Saved data entries
____

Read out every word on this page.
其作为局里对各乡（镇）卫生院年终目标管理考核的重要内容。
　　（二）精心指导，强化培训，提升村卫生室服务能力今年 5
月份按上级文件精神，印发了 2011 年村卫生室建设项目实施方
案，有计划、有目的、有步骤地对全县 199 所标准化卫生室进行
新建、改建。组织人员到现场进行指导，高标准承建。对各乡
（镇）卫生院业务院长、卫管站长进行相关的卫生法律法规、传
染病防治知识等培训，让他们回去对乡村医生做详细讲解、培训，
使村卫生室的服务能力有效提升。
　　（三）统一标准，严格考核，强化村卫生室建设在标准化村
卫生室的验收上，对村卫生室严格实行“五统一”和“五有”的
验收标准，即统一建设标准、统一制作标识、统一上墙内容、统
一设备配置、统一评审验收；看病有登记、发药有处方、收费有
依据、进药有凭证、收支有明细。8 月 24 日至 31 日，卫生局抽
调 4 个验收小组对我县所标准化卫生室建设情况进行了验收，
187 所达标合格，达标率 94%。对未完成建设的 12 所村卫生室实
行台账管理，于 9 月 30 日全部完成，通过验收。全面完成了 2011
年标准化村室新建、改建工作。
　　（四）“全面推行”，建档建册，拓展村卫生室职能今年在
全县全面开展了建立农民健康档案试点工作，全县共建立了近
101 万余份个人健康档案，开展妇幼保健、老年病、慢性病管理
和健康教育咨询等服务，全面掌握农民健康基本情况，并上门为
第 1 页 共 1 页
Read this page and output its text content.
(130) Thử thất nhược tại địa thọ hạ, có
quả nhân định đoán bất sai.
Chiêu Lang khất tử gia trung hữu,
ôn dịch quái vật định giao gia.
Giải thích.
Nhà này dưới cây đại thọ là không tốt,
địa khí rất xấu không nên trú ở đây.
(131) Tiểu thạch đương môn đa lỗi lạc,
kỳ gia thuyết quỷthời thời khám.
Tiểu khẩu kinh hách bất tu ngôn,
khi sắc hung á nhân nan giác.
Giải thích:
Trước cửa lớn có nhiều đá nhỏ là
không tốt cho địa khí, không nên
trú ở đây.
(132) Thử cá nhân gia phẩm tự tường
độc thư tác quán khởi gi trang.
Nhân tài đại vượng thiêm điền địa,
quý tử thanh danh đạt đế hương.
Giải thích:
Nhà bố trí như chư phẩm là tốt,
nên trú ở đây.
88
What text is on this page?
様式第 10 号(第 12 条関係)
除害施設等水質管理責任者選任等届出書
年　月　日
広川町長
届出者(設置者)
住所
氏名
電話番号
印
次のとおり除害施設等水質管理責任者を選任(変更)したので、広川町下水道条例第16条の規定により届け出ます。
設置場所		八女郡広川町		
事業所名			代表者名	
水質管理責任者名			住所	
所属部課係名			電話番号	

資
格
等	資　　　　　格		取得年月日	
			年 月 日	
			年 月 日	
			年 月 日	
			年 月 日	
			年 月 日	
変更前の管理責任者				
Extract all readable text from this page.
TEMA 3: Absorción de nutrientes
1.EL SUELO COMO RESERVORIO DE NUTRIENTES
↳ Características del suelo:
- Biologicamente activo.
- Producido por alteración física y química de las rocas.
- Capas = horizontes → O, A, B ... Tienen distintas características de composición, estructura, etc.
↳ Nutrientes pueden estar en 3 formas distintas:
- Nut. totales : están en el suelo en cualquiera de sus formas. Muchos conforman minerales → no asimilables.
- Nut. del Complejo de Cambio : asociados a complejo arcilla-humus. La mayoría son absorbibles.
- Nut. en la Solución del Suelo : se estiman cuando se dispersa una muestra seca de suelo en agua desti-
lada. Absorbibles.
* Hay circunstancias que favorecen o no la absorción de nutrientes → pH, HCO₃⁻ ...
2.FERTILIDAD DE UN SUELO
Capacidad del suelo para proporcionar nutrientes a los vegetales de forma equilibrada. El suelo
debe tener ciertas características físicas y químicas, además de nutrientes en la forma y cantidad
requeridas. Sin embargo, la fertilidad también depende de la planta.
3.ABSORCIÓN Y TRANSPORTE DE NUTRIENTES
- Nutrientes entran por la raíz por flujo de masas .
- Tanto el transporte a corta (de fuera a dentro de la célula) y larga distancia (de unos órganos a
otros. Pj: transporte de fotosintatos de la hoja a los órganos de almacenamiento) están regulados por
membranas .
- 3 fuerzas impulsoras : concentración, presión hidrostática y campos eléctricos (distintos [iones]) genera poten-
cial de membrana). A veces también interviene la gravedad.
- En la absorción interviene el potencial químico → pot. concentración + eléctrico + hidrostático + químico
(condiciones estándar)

____

**Problem**
Reproduce all of the records exactly.

**Solution to this task**
Read out every word on this page.
其作为局里对各乡（镇）卫生院年终目标管理考核的重要内容。
　　（二）精心指导，强化培训，提升村卫生室服务能力今年 5
月份按上级文件精神，印发了 2011 年村卫生室建设项目实施方
案，有计划、有目的、有步骤地对全县 199 所标准化卫生室进行
新建、改建。组织人员到现场进行指导，高标准承建。对各乡
（镇）卫生院业务院长、卫管站长进行相关的卫生法律法规、传
染病防治知识等培训，让他们回去对乡村医生做详细讲解、培训，
使村卫生室的服务能力有效提升。
　　（三）统一标准，严格考核，强化村卫生室建设在标准化村
卫生室的验收上，对村卫生室严格实行“五统一”和“五有”的
验收标准，即统一建设标准、统一制作标识、统一上墙内容、统
一设备配置、统一评审验收；看病有登记、发药有处方、收费有
依据、进药有凭证、收支有明细。8 月 24 日至 31 日，卫生局抽
调 4 个验收小组对我县所标准化卫生室建设情况进行了验收，
187 所达标合格，达标率 94%。对未完成建设的 12 所村卫生室实
行台账管理，于 9 月 30 日全部完成，通过验收。全面完成了 2011
年标准化村室新建、改建工作。
　　（四）“全面推行”，建档建册，拓展村卫生室职能今年在
全县全面开展了建立农民健康档案试点工作，全县共建立了近
101 万余份个人健康档案，开展妇幼保健、老年病、慢性病管理
和健康教育咨询等服务，全面掌握农民健康基本情况，并上门为
第 1 页 共 1 页
Read this page and output its text content.
(130) Thử thất nhược tại địa thọ hạ, có
quả nhân định đoán bất sai.
Chiêu Lang khất tử gia trung hữu,
ôn dịch quái vật định giao gia.
Giải thích.
Nhà này dưới cây đại thọ là không tốt,
địa khí rất xấu không nên trú ở đây.
(131) Tiểu thạch đương môn đa lỗi lạc,
kỳ gia thuyết quỷthời thời khám.
Tiểu khẩu kinh hách bất tu ngôn,
khi sắc hung á nhân nan giác.
Giải thích:
Trước cửa lớn có nhiều đá nhỏ là
không tốt cho địa khí, không nên
trú ở đây.
(132) Thử cá nhân gia phẩm tự tường
độc thư tác quán khởi gi trang.
Nhân tài đại vượng thiêm điền địa,
quý tử thanh danh đạt đế hương.
Giải thích:
Nhà bố trí như chư phẩm là tốt,
nên trú ở đây.
88
What text is on this page?
様式第 10 号(第 12 条関係)
除害施設等水質管理責任者選任等届出書
年　月　日
広川町長
届出者(設置者)
住所
氏名
電話番号
印
次のとおり除害施設等水質管理責任者を選任(変更)したので、広川町下水道条例第16条の規定により届け出ます。
設置場所		八女郡広川町		
事業所名			代表者名	
水質管理責任者名			住所	
所属部課係名			電話番号	

資
格
等	資　　　　　格		取得年月日	
			年 月 日	
			年 月 日	
			年 月 日	
			年 月 日	
			年 月 日	
変更前の管理責任者				
Extract all readable text from this page.
TEMA 3: Absorción de nutrientes
1.EL SUELO COMO RESERVORIO DE NUTRIENTES
↳ Características del suelo:
- Biologicamente activo.
- Producido por alteración física y química de las rocas.
- Capas = horizontes → O, A, B ... Tienen distintas características de composición, estructura, etc.
↳ Nutrientes pueden estar en 3 formas distintas:
- Nut. totales : están en el suelo en cualquiera de sus formas. Muchos conforman minerales → no asimilables.
- Nut. del Complejo de Cambio : asociados a complejo arcilla-humus. La mayoría son absorbibles.
- Nut. en la Solución del Suelo : se estiman cuando se dispersa una muestra seca de suelo en agua desti-
lada. Absorbibles.
* Hay circunstancias que favorecen o no la absorción de nutrientes → pH, HCO₃⁻ ...
2.FERTILIDAD DE UN SUELO
Capacidad del suelo para proporcionar nutrientes a los vegetales de forma equilibrada. El suelo
debe tener ciertas características físicas y químicas, además de nutrientes en la forma y cantidad
requeridas. Sin embargo, la fertilidad también depende de la planta.
3.ABSORCIÓN Y TRANSPORTE DE NUTRIENTES
- Nutrientes entran por la raíz por flujo de masas .
- Tanto el transporte a corta (de fuera a dentro de la célula) y larga distancia (de unos órganos a
otros. Pj: transporte de fotosintatos de la hoja a los órganos de almacenamiento) están regulados por
membranas .
- 3 fuerzas impulsoras : concentración, presión hidrostática y campos eléctricos (distintos [iones]) genera poten-
cial de membrana). A veces también interviene la gravedad.
- En la absorción interviene el potencial químico → pot. concentración + eléctrico + hidrostático + químico
(condiciones estándar)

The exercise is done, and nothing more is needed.